- **WRITTEN INSTRUCTION**:
Write out the material again exactly, please, and omit the pictures.

- **TASK INPUT**:
++++++
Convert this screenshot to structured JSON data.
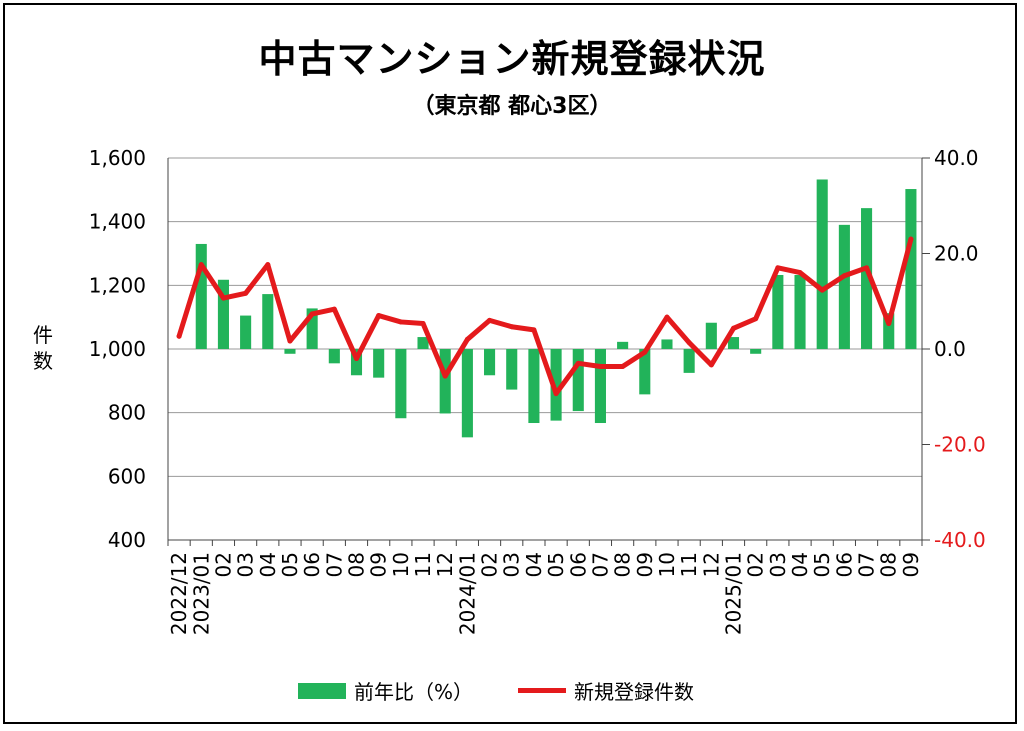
{
  "chart_data": {
    "type": "bar+line",
    "title": "中古マンション新規登録状況",
    "subtitle": "（東京都 都心3区）",
    "ylabel_left": "件数",
    "categories": [
      "2022/12",
      "2023/01",
      "02",
      "03",
      "04",
      "05",
      "06",
      "07",
      "08",
      "09",
      "10",
      "11",
      "12",
      "2024/01",
      "02",
      "03",
      "04",
      "05",
      "06",
      "07",
      "08",
      "09",
      "10",
      "11",
      "12",
      "2025/01",
      "02",
      "03",
      "04",
      "05",
      "06",
      "07",
      "08",
      "09"
    ],
    "series": [
      {
        "name": "前年比（%）",
        "kind": "bar",
        "axis": "right",
        "color": "#22b35a",
        "values": [
          null,
          22.0,
          14.5,
          7.0,
          11.5,
          -1.0,
          8.5,
          -3.0,
          -5.5,
          -6.0,
          -14.5,
          2.5,
          -13.5,
          -18.5,
          -5.5,
          -8.5,
          -15.5,
          -15.0,
          -13.0,
          -15.5,
          1.5,
          -9.5,
          2.0,
          -5.0,
          5.5,
          2.5,
          -1.0,
          15.5,
          15.5,
          35.5,
          26.0,
          29.5,
          7.5,
          33.5
        ]
      },
      {
        "name": "新規登録件数",
        "kind": "line",
        "axis": "left",
        "color": "#e41a1c",
        "values": [
          1040,
          1265,
          1160,
          1175,
          1265,
          1025,
          1110,
          1125,
          970,
          1105,
          1085,
          1080,
          915,
          1030,
          1090,
          1070,
          1060,
          860,
          955,
          945,
          945,
          990,
          1100,
          1020,
          950,
          1065,
          1095,
          1255,
          1240,
          1185,
          1230,
          1255,
          1080,
          1345
        ]
      }
    ],
    "left_axis": {
      "min": 400,
      "max": 1600,
      "ticks": [
        "1,600",
        "1,400",
        "1,200",
        "1,000",
        "800",
        "600",
        "400"
      ]
    },
    "right_axis": {
      "min": -40,
      "max": 40,
      "ticks": [
        "40.0",
        "20.0",
        "0.0",
        "-20.0",
        "-40.0"
      ],
      "negative_color": "#e41a1c"
    },
    "grid": "horizontal",
    "legend": "bottom"
  }
}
++++++
- **RESPONSE**:
Convert this screenshot to structured JSON data.
{
  "chart_data": {
    "type": "bar+line",
    "title": "中古マンション新規登録状況",
    "subtitle": "（東京都 都心3区）",
    "ylabel_left": "件数",
    "categories": [
      "2022/12",
      "2023/01",
      "02",
      "03",
      "04",
      "05",
      "06",
      "07",
      "08",
      "09",
      "10",
      "11",
      "12",
      "2024/01",
      "02",
      "03",
      "04",
      "05",
      "06",
      "07",
      "08",
      "09",
      "10",
      "11",
      "12",
      "2025/01",
      "02",
      "03",
      "04",
      "05",
      "06",
      "07",
      "08",
      "09"
    ],
    "series": [
      {
        "name": "前年比（%）",
        "kind": "bar",
        "axis": "right",
        "color": "#22b35a",
        "values": [
          null,
          22.0,
          14.5,
          7.0,
          11.5,
          -1.0,
          8.5,
          -3.0,
          -5.5,
          -6.0,
          -14.5,
          2.5,
          -13.5,
          -18.5,
          -5.5,
          -8.5,
          -15.5,
          -15.0,
          -13.0,
          -15.5,
          1.5,
          -9.5,
          2.0,
          -5.0,
          5.5,
          2.5,
          -1.0,
          15.5,
          15.5,
          35.5,
          26.0,
          29.5,
          7.5,
          33.5
        ]
      },
      {
        "name": "新規登録件数",
        "kind": "line",
        "axis": "left",
        "color": "#e41a1c",
        "values": [
          1040,
          1265,
          1160,
          1175,
          1265,
          1025,
          1110,
          1125,
          970,
          1105,
          1085,
          1080,
          915,
          1030,
          1090,
          1070,
          1060,
          860,
          955,
          945,
          945,
          990,
          1100,
          1020,
          950,
          1065,
          1095,
          1255,
          1240,
          1185,
          1230,
          1255,
          1080,
          1345
        ]
      }
    ],
    "left_axis": {
      "min": 400,
      "max": 1600,
      "ticks": [
        "1,600",
        "1,400",
        "1,200",
        "1,000",
        "800",
        "600",
        "400"
      ]
    },
    "right_axis": {
      "min": -40,
      "max": 40,
      "ticks": [
        "40.0",
        "20.0",
        "0.0",
        "-20.0",
        "-40.0"
      ],
      "negative_color": "#e41a1c"
    },
    "grid": "horizontal",
    "legend": "bottom"
  }
}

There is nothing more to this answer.